- Direction -
Can you copy out the data exactly? Leave the images out.

- Dataset extract -
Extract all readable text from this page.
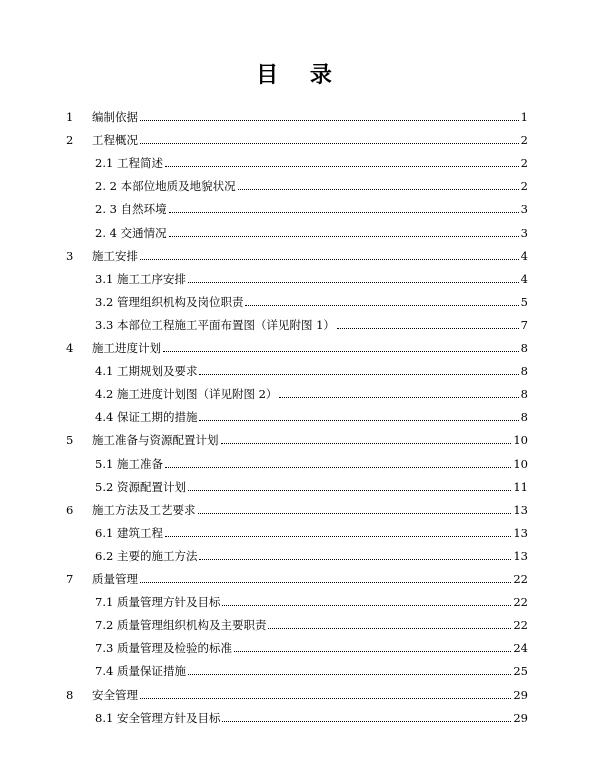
目 录
1	编制依据	1
2	工程概况	2
2.1 工程简述	2
2. 2 本部位地质及地貌状况	2
2. 3 自然环境	3
2. 4 交通情况	3
3	施工安排	4
3.1 施工工序安排	4
3.2 管理组织机构及岗位职责	5
3.3 本部位工程施工平面布置图（详见附图 1）	7
4	施工进度计划	8
4.1 工期规划及要求	8
4.2 施工进度计划图（详见附图 2）	8
4.4 保证工期的措施	8
5	施工准备与资源配置计划	10
5.1 施工准备	10
5.2 资源配置计划	11
6	施工方法及工艺要求	13
6.1 建筑工程	13
6.2 主要的施工方法	13
7	质量管理	22
7.1 质量管理方针及目标	22
7.2 质量管理组织机构及主要职责	22
7.3 质量管理及检验的标准	24
7.4 质量保证措施	25
8	安全管理	29
8.1 安全管理方针及目标	29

- Solution for this exercise -
Extract all readable text from this page.
目 录
1	编制依据	1
2	工程概况	2
2.1 工程简述	2
2. 2 本部位地质及地貌状况	2
2. 3 自然环境	3
2. 4 交通情况	3
3	施工安排	4
3.1 施工工序安排	4
3.2 管理组织机构及岗位职责	5
3.3 本部位工程施工平面布置图（详见附图 1）	7
4	施工进度计划	8
4.1 工期规划及要求	8
4.2 施工进度计划图（详见附图 2）	8
4.4 保证工期的措施	8
5	施工准备与资源配置计划	10
5.1 施工准备	10
5.2 资源配置计划	11
6	施工方法及工艺要求	13
6.1 建筑工程	13
6.2 主要的施工方法	13
7	质量管理	22
7.1 质量管理方针及目标	22
7.2 质量管理组织机构及主要职责	22
7.3 质量管理及检验的标准	24
7.4 质量保证措施	25
8	安全管理	29
8.1 安全管理方针及目标	29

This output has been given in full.